- **WHAT IS REQUIRED**
Output the material below in full, exactly as it is.

───── RECORDS SUPPLIED

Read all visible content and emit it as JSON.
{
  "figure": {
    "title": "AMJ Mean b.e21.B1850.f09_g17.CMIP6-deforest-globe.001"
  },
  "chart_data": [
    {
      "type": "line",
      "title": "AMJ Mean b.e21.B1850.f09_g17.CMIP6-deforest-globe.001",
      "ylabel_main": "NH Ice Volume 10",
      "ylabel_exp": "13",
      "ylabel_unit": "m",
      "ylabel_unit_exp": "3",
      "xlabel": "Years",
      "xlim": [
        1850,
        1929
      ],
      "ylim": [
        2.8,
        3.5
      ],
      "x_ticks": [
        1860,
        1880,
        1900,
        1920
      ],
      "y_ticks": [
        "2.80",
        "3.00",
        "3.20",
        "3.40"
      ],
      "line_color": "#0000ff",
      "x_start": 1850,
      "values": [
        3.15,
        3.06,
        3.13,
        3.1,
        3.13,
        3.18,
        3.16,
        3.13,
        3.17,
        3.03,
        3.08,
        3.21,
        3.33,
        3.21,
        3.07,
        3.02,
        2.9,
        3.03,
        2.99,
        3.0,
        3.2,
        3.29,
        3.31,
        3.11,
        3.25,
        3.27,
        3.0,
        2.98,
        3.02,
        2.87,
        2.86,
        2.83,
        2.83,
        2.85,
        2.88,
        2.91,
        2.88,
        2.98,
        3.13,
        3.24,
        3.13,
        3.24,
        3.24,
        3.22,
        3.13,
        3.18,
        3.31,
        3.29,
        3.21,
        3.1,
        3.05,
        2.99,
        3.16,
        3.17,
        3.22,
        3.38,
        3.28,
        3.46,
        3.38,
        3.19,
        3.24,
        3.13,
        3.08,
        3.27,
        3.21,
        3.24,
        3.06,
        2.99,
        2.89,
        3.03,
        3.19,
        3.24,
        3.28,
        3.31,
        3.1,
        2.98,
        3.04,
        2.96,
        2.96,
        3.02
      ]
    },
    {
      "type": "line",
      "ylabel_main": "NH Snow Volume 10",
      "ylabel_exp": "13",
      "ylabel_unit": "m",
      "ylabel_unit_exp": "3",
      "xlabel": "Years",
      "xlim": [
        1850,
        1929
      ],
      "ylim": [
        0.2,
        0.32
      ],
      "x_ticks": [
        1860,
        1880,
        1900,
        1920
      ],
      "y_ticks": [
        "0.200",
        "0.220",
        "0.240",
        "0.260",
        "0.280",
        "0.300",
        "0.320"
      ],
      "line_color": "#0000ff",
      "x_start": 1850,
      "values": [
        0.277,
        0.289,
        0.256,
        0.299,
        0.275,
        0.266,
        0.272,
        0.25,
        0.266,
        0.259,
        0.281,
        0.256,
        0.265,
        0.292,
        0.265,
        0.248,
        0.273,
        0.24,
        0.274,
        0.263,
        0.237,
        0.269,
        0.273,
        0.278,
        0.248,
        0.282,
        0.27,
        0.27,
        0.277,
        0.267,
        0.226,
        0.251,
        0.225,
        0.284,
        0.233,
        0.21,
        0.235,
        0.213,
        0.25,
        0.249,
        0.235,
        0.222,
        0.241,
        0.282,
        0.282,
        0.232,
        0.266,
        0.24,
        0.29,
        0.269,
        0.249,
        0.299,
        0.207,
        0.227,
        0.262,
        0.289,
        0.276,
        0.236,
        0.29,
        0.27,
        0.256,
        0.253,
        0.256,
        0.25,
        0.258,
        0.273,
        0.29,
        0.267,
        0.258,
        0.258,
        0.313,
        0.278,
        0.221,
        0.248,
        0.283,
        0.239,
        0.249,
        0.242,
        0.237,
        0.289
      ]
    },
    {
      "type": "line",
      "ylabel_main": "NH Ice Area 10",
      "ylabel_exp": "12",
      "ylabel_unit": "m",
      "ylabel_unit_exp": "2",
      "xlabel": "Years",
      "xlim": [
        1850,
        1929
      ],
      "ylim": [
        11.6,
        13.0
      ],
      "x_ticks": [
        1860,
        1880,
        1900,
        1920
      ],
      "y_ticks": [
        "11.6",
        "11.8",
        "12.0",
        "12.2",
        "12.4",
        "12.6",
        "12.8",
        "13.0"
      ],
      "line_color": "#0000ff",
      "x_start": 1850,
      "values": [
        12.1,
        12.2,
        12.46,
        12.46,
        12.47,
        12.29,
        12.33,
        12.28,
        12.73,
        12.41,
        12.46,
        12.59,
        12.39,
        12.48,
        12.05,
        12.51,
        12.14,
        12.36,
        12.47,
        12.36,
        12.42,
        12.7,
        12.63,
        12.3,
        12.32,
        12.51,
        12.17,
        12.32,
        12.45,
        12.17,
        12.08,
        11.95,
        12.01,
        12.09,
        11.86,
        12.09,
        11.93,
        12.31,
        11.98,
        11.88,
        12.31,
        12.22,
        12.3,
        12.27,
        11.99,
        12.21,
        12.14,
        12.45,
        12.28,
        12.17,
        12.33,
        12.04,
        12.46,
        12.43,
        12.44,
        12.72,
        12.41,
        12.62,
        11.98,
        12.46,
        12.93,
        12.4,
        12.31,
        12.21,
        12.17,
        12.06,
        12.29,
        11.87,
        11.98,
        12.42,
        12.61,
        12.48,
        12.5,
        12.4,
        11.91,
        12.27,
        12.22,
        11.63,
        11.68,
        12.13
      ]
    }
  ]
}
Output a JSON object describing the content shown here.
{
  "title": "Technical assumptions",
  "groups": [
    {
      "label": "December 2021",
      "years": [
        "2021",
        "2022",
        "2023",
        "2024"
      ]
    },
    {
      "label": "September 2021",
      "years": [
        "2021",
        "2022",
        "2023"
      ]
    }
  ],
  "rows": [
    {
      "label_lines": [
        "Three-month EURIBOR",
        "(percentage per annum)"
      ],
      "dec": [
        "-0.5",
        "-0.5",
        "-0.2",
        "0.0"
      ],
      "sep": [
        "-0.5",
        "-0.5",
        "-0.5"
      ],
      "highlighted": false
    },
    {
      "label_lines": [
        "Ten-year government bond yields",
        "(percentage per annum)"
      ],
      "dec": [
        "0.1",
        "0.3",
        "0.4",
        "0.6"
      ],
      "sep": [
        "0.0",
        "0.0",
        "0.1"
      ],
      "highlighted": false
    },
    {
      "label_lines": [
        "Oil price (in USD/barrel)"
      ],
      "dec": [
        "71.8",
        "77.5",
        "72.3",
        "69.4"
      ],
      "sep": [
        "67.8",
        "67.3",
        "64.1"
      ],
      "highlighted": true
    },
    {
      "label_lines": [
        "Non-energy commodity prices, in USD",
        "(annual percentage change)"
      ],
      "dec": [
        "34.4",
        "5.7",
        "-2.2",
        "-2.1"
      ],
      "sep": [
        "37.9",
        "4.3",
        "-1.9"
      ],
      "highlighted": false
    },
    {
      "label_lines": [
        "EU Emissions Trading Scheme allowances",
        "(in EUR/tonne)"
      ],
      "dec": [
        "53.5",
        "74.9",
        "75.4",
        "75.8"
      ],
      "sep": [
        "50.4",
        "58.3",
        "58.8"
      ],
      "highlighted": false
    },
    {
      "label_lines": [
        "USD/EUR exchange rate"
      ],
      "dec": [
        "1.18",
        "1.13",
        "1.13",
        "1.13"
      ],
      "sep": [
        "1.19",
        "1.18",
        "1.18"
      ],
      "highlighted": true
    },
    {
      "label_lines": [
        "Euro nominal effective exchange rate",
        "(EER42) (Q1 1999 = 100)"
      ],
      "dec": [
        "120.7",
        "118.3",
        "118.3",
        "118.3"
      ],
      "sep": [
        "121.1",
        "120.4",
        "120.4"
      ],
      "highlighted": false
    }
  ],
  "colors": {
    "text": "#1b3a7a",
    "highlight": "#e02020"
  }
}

──────────

- **RESULT OF THIS TASK**
Read all visible content and emit it as JSON.
{
  "figure": {
    "title": "AMJ Mean b.e21.B1850.f09_g17.CMIP6-deforest-globe.001"
  },
  "chart_data": [
    {
      "type": "line",
      "title": "AMJ Mean b.e21.B1850.f09_g17.CMIP6-deforest-globe.001",
      "ylabel_main": "NH Ice Volume 10",
      "ylabel_exp": "13",
      "ylabel_unit": "m",
      "ylabel_unit_exp": "3",
      "xlabel": "Years",
      "xlim": [
        1850,
        1929
      ],
      "ylim": [
        2.8,
        3.5
      ],
      "x_ticks": [
        1860,
        1880,
        1900,
        1920
      ],
      "y_ticks": [
        "2.80",
        "3.00",
        "3.20",
        "3.40"
      ],
      "line_color": "#0000ff",
      "x_start": 1850,
      "values": [
        3.15,
        3.06,
        3.13,
        3.1,
        3.13,
        3.18,
        3.16,
        3.13,
        3.17,
        3.03,
        3.08,
        3.21,
        3.33,
        3.21,
        3.07,
        3.02,
        2.9,
        3.03,
        2.99,
        3.0,
        3.2,
        3.29,
        3.31,
        3.11,
        3.25,
        3.27,
        3.0,
        2.98,
        3.02,
        2.87,
        2.86,
        2.83,
        2.83,
        2.85,
        2.88,
        2.91,
        2.88,
        2.98,
        3.13,
        3.24,
        3.13,
        3.24,
        3.24,
        3.22,
        3.13,
        3.18,
        3.31,
        3.29,
        3.21,
        3.1,
        3.05,
        2.99,
        3.16,
        3.17,
        3.22,
        3.38,
        3.28,
        3.46,
        3.38,
        3.19,
        3.24,
        3.13,
        3.08,
        3.27,
        3.21,
        3.24,
        3.06,
        2.99,
        2.89,
        3.03,
        3.19,
        3.24,
        3.28,
        3.31,
        3.1,
        2.98,
        3.04,
        2.96,
        2.96,
        3.02
      ]
    },
    {
      "type": "line",
      "ylabel_main": "NH Snow Volume 10",
      "ylabel_exp": "13",
      "ylabel_unit": "m",
      "ylabel_unit_exp": "3",
      "xlabel": "Years",
      "xlim": [
        1850,
        1929
      ],
      "ylim": [
        0.2,
        0.32
      ],
      "x_ticks": [
        1860,
        1880,
        1900,
        1920
      ],
      "y_ticks": [
        "0.200",
        "0.220",
        "0.240",
        "0.260",
        "0.280",
        "0.300",
        "0.320"
      ],
      "line_color": "#0000ff",
      "x_start": 1850,
      "values": [
        0.277,
        0.289,
        0.256,
        0.299,
        0.275,
        0.266,
        0.272,
        0.25,
        0.266,
        0.259,
        0.281,
        0.256,
        0.265,
        0.292,
        0.265,
        0.248,
        0.273,
        0.24,
        0.274,
        0.263,
        0.237,
        0.269,
        0.273,
        0.278,
        0.248,
        0.282,
        0.27,
        0.27,
        0.277,
        0.267,
        0.226,
        0.251,
        0.225,
        0.284,
        0.233,
        0.21,
        0.235,
        0.213,
        0.25,
        0.249,
        0.235,
        0.222,
        0.241,
        0.282,
        0.282,
        0.232,
        0.266,
        0.24,
        0.29,
        0.269,
        0.249,
        0.299,
        0.207,
        0.227,
        0.262,
        0.289,
        0.276,
        0.236,
        0.29,
        0.27,
        0.256,
        0.253,
        0.256,
        0.25,
        0.258,
        0.273,
        0.29,
        0.267,
        0.258,
        0.258,
        0.313,
        0.278,
        0.221,
        0.248,
        0.283,
        0.239,
        0.249,
        0.242,
        0.237,
        0.289
      ]
    },
    {
      "type": "line",
      "ylabel_main": "NH Ice Area 10",
      "ylabel_exp": "12",
      "ylabel_unit": "m",
      "ylabel_unit_exp": "2",
      "xlabel": "Years",
      "xlim": [
        1850,
        1929
      ],
      "ylim": [
        11.6,
        13.0
      ],
      "x_ticks": [
        1860,
        1880,
        1900,
        1920
      ],
      "y_ticks": [
        "11.6",
        "11.8",
        "12.0",
        "12.2",
        "12.4",
        "12.6",
        "12.8",
        "13.0"
      ],
      "line_color": "#0000ff",
      "x_start": 1850,
      "values": [
        12.1,
        12.2,
        12.46,
        12.46,
        12.47,
        12.29,
        12.33,
        12.28,
        12.73,
        12.41,
        12.46,
        12.59,
        12.39,
        12.48,
        12.05,
        12.51,
        12.14,
        12.36,
        12.47,
        12.36,
        12.42,
        12.7,
        12.63,
        12.3,
        12.32,
        12.51,
        12.17,
        12.32,
        12.45,
        12.17,
        12.08,
        11.95,
        12.01,
        12.09,
        11.86,
        12.09,
        11.93,
        12.31,
        11.98,
        11.88,
        12.31,
        12.22,
        12.3,
        12.27,
        11.99,
        12.21,
        12.14,
        12.45,
        12.28,
        12.17,
        12.33,
        12.04,
        12.46,
        12.43,
        12.44,
        12.72,
        12.41,
        12.62,
        11.98,
        12.46,
        12.93,
        12.4,
        12.31,
        12.21,
        12.17,
        12.06,
        12.29,
        11.87,
        11.98,
        12.42,
        12.61,
        12.48,
        12.5,
        12.4,
        11.91,
        12.27,
        12.22,
        11.63,
        11.68,
        12.13
      ]
    }
  ]
}
Output a JSON object describing the content shown here.
{
  "title": "Technical assumptions",
  "groups": [
    {
      "label": "December 2021",
      "years": [
        "2021",
        "2022",
        "2023",
        "2024"
      ]
    },
    {
      "label": "September 2021",
      "years": [
        "2021",
        "2022",
        "2023"
      ]
    }
  ],
  "rows": [
    {
      "label_lines": [
        "Three-month EURIBOR",
        "(percentage per annum)"
      ],
      "dec": [
        "-0.5",
        "-0.5",
        "-0.2",
        "0.0"
      ],
      "sep": [
        "-0.5",
        "-0.5",
        "-0.5"
      ],
      "highlighted": false
    },
    {
      "label_lines": [
        "Ten-year government bond yields",
        "(percentage per annum)"
      ],
      "dec": [
        "0.1",
        "0.3",
        "0.4",
        "0.6"
      ],
      "sep": [
        "0.0",
        "0.0",
        "0.1"
      ],
      "highlighted": false
    },
    {
      "label_lines": [
        "Oil price (in USD/barrel)"
      ],
      "dec": [
        "71.8",
        "77.5",
        "72.3",
        "69.4"
      ],
      "sep": [
        "67.8",
        "67.3",
        "64.1"
      ],
      "highlighted": true
    },
    {
      "label_lines": [
        "Non-energy commodity prices, in USD",
        "(annual percentage change)"
      ],
      "dec": [
        "34.4",
        "5.7",
        "-2.2",
        "-2.1"
      ],
      "sep": [
        "37.9",
        "4.3",
        "-1.9"
      ],
      "highlighted": false
    },
    {
      "label_lines": [
        "EU Emissions Trading Scheme allowances",
        "(in EUR/tonne)"
      ],
      "dec": [
        "53.5",
        "74.9",
        "75.4",
        "75.8"
      ],
      "sep": [
        "50.4",
        "58.3",
        "58.8"
      ],
      "highlighted": false
    },
    {
      "label_lines": [
        "USD/EUR exchange rate"
      ],
      "dec": [
        "1.18",
        "1.13",
        "1.13",
        "1.13"
      ],
      "sep": [
        "1.19",
        "1.18",
        "1.18"
      ],
      "highlighted": true
    },
    {
      "label_lines": [
        "Euro nominal effective exchange rate",
        "(EER42) (Q1 1999 = 100)"
      ],
      "dec": [
        "120.7",
        "118.3",
        "118.3",
        "118.3"
      ],
      "sep": [
        "121.1",
        "120.4",
        "120.4"
      ],
      "highlighted": false
    }
  ],
  "colors": {
    "text": "#1b3a7a",
    "highlight": "#e02020"
  }
}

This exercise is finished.